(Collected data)
####

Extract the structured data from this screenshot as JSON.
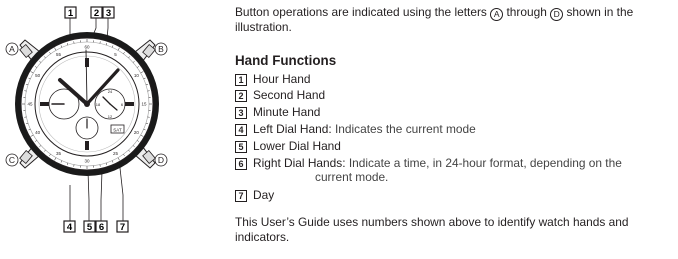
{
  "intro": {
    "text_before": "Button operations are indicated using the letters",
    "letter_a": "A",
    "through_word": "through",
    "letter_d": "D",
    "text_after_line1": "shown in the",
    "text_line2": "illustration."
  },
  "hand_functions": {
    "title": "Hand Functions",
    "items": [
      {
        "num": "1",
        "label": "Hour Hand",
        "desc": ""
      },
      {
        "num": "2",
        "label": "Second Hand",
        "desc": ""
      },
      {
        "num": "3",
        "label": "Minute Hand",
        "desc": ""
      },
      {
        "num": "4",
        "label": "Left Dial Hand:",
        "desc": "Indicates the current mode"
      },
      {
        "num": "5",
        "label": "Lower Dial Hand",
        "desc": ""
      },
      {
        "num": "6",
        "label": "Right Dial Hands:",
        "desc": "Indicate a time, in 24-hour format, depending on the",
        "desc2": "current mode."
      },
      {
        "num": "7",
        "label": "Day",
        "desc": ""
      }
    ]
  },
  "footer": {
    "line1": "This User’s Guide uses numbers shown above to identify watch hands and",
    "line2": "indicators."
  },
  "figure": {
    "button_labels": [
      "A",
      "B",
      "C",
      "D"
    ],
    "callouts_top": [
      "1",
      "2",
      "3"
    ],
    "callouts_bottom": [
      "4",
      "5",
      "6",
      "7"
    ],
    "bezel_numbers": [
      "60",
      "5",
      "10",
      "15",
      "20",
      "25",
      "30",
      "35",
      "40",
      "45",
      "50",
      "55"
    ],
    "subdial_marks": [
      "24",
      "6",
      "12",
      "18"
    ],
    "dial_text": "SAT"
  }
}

####

= GOAL =
All of the entries above should be duplicated exactly, except for the pictures.

= WORKED SOLUTION =
Extract the structured data from this screenshot as JSON.
{
  "intro": {
    "text_before": "Button operations are indicated using the letters",
    "letter_a": "A",
    "through_word": "through",
    "letter_d": "D",
    "text_after_line1": "shown in the",
    "text_line2": "illustration."
  },
  "hand_functions": {
    "title": "Hand Functions",
    "items": [
      {
        "num": "1",
        "label": "Hour Hand",
        "desc": ""
      },
      {
        "num": "2",
        "label": "Second Hand",
        "desc": ""
      },
      {
        "num": "3",
        "label": "Minute Hand",
        "desc": ""
      },
      {
        "num": "4",
        "label": "Left Dial Hand:",
        "desc": "Indicates the current mode"
      },
      {
        "num": "5",
        "label": "Lower Dial Hand",
        "desc": ""
      },
      {
        "num": "6",
        "label": "Right Dial Hands:",
        "desc": "Indicate a time, in 24-hour format, depending on the",
        "desc2": "current mode."
      },
      {
        "num": "7",
        "label": "Day",
        "desc": ""
      }
    ]
  },
  "footer": {
    "line1": "This User’s Guide uses numbers shown above to identify watch hands and",
    "line2": "indicators."
  },
  "figure": {
    "button_labels": [
      "A",
      "B",
      "C",
      "D"
    ],
    "callouts_top": [
      "1",
      "2",
      "3"
    ],
    "callouts_bottom": [
      "4",
      "5",
      "6",
      "7"
    ],
    "bezel_numbers": [
      "60",
      "5",
      "10",
      "15",
      "20",
      "25",
      "30",
      "35",
      "40",
      "45",
      "50",
      "55"
    ],
    "subdial_marks": [
      "24",
      "6",
      "12",
      "18"
    ],
    "dial_text": "SAT"
  }
}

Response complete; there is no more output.